Required work =>
Write every line of the material out exactly as shown.

>>>

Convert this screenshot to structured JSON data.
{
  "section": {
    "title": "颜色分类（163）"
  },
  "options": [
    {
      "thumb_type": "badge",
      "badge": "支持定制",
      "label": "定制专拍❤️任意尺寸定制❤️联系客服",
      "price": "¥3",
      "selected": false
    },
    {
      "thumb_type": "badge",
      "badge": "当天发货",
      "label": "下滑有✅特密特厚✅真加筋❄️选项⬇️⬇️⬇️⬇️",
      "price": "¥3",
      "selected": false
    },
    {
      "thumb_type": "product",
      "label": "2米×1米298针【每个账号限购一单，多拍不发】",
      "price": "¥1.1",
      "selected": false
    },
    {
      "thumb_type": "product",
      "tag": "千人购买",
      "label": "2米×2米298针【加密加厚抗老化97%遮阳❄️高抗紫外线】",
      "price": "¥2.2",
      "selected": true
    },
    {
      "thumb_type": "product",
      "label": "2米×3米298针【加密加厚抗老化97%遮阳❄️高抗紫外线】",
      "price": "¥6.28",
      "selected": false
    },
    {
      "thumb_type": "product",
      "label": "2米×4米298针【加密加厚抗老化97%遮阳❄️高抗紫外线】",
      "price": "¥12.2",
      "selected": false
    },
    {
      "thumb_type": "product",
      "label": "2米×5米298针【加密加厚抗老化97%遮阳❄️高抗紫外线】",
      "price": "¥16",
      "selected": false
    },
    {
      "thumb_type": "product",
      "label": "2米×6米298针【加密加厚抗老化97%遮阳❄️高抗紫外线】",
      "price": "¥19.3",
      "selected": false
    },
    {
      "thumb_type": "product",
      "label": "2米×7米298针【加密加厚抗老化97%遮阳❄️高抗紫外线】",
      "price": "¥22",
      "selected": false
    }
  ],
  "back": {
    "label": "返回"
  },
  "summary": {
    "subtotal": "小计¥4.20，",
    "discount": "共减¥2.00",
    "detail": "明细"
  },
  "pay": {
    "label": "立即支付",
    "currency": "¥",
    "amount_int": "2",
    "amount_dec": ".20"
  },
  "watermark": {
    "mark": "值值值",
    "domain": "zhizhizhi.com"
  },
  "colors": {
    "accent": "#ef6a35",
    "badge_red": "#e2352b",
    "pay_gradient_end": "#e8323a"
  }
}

<<<

Exercise output =>
Convert this screenshot to structured JSON data.
{
  "section": {
    "title": "颜色分类（163）"
  },
  "options": [
    {
      "thumb_type": "badge",
      "badge": "支持定制",
      "label": "定制专拍❤️任意尺寸定制❤️联系客服",
      "price": "¥3",
      "selected": false
    },
    {
      "thumb_type": "badge",
      "badge": "当天发货",
      "label": "下滑有✅特密特厚✅真加筋❄️选项⬇️⬇️⬇️⬇️",
      "price": "¥3",
      "selected": false
    },
    {
      "thumb_type": "product",
      "label": "2米×1米298针【每个账号限购一单，多拍不发】",
      "price": "¥1.1",
      "selected": false
    },
    {
      "thumb_type": "product",
      "tag": "千人购买",
      "label": "2米×2米298针【加密加厚抗老化97%遮阳❄️高抗紫外线】",
      "price": "¥2.2",
      "selected": true
    },
    {
      "thumb_type": "product",
      "label": "2米×3米298针【加密加厚抗老化97%遮阳❄️高抗紫外线】",
      "price": "¥6.28",
      "selected": false
    },
    {
      "thumb_type": "product",
      "label": "2米×4米298针【加密加厚抗老化97%遮阳❄️高抗紫外线】",
      "price": "¥12.2",
      "selected": false
    },
    {
      "thumb_type": "product",
      "label": "2米×5米298针【加密加厚抗老化97%遮阳❄️高抗紫外线】",
      "price": "¥16",
      "selected": false
    },
    {
      "thumb_type": "product",
      "label": "2米×6米298针【加密加厚抗老化97%遮阳❄️高抗紫外线】",
      "price": "¥19.3",
      "selected": false
    },
    {
      "thumb_type": "product",
      "label": "2米×7米298针【加密加厚抗老化97%遮阳❄️高抗紫外线】",
      "price": "¥22",
      "selected": false
    }
  ],
  "back": {
    "label": "返回"
  },
  "summary": {
    "subtotal": "小计¥4.20，",
    "discount": "共减¥2.00",
    "detail": "明细"
  },
  "pay": {
    "label": "立即支付",
    "currency": "¥",
    "amount_int": "2",
    "amount_dec": ".20"
  },
  "watermark": {
    "mark": "值值值",
    "domain": "zhizhizhi.com"
  },
  "colors": {
    "accent": "#ef6a35",
    "badge_red": "#e2352b",
    "pay_gradient_end": "#e8323a"
  }
}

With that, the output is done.